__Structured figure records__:
——
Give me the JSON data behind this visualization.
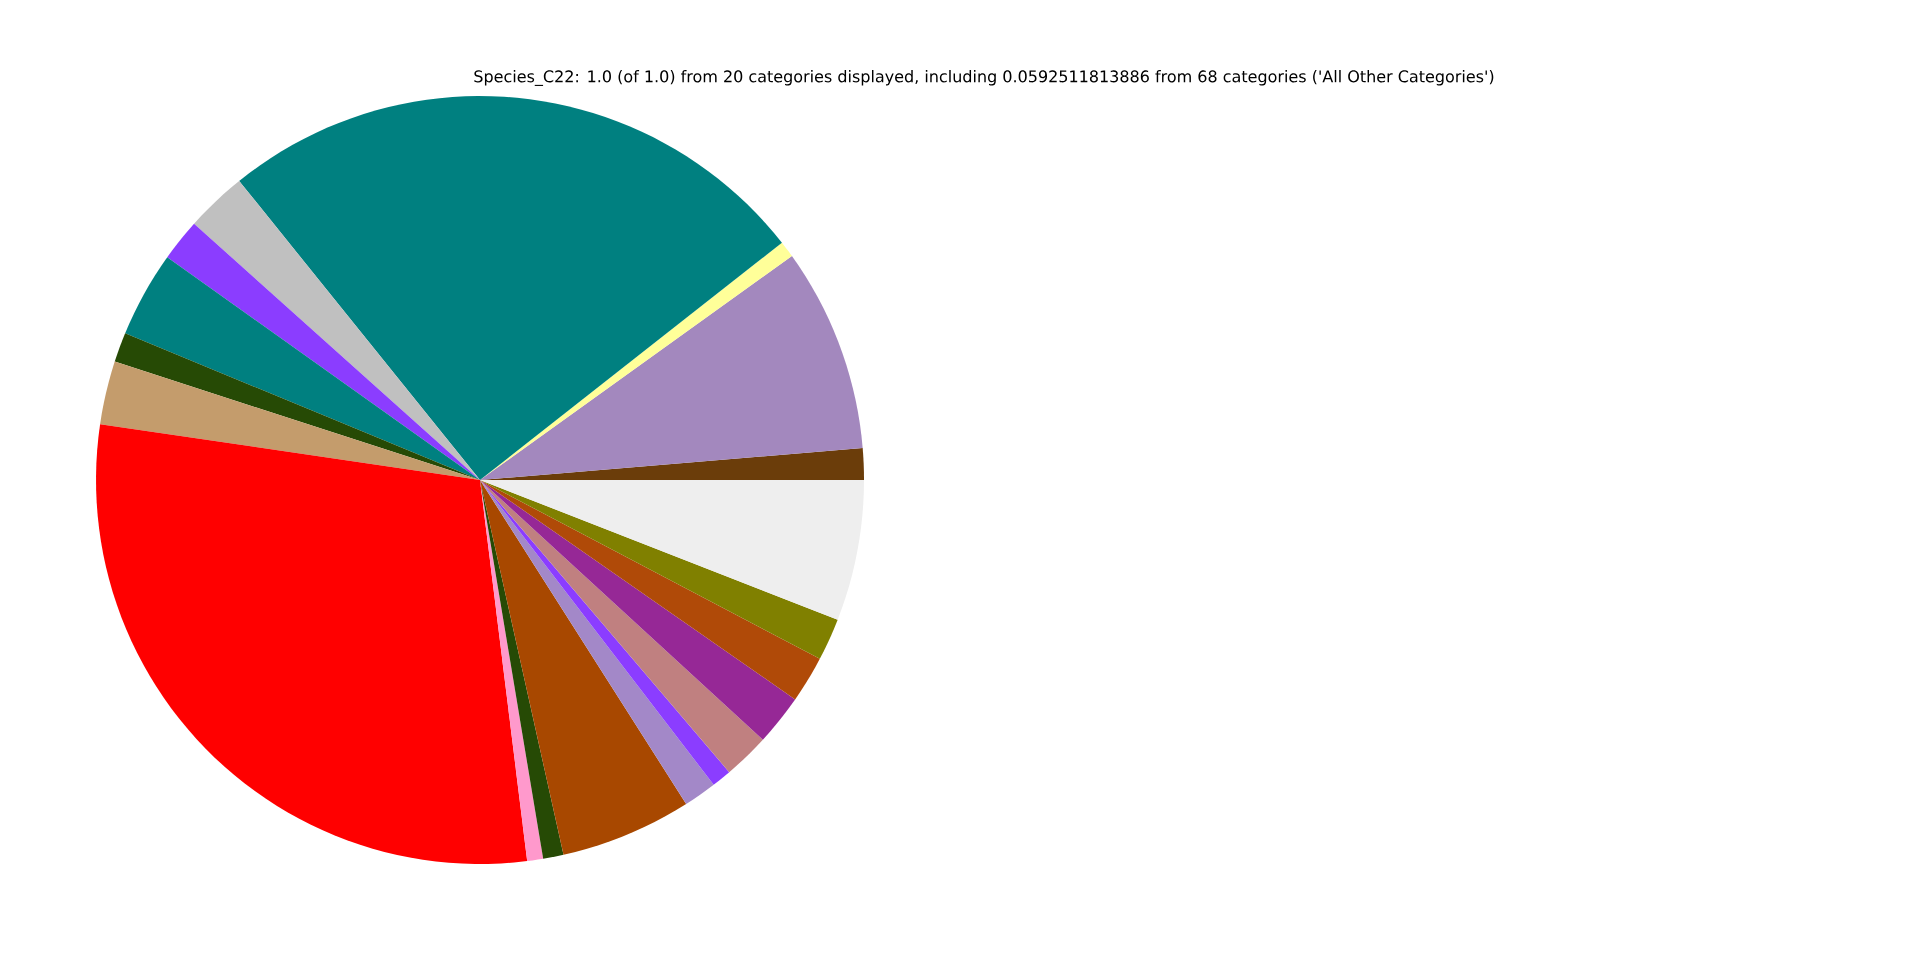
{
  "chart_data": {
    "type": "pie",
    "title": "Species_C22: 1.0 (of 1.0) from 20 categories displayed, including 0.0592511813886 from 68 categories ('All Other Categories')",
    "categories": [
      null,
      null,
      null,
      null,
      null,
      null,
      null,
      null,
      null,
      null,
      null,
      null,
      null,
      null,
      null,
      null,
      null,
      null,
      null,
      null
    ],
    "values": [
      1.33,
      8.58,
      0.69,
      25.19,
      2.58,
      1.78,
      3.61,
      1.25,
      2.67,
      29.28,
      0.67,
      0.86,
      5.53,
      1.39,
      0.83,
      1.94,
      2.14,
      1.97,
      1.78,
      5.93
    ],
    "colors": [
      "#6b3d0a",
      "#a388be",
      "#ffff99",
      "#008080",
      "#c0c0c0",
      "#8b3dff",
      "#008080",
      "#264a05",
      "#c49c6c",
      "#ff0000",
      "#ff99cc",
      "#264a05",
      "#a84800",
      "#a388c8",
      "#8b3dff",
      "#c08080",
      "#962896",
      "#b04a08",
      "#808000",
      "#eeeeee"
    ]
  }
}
——
__Exercise instructions__: Transcribe the records verbatim and omit the images.

__Written answer__:
Give me the JSON data behind this visualization.
{
  "chart_data": {
    "type": "pie",
    "title": "Species_C22: 1.0 (of 1.0) from 20 categories displayed, including 0.0592511813886 from 68 categories ('All Other Categories')",
    "categories": [
      null,
      null,
      null,
      null,
      null,
      null,
      null,
      null,
      null,
      null,
      null,
      null,
      null,
      null,
      null,
      null,
      null,
      null,
      null,
      null
    ],
    "values": [
      1.33,
      8.58,
      0.69,
      25.19,
      2.58,
      1.78,
      3.61,
      1.25,
      2.67,
      29.28,
      0.67,
      0.86,
      5.53,
      1.39,
      0.83,
      1.94,
      2.14,
      1.97,
      1.78,
      5.93
    ],
    "colors": [
      "#6b3d0a",
      "#a388be",
      "#ffff99",
      "#008080",
      "#c0c0c0",
      "#8b3dff",
      "#008080",
      "#264a05",
      "#c49c6c",
      "#ff0000",
      "#ff99cc",
      "#264a05",
      "#a84800",
      "#a388c8",
      "#8b3dff",
      "#c08080",
      "#962896",
      "#b04a08",
      "#808000",
      "#eeeeee"
    ]
  }
}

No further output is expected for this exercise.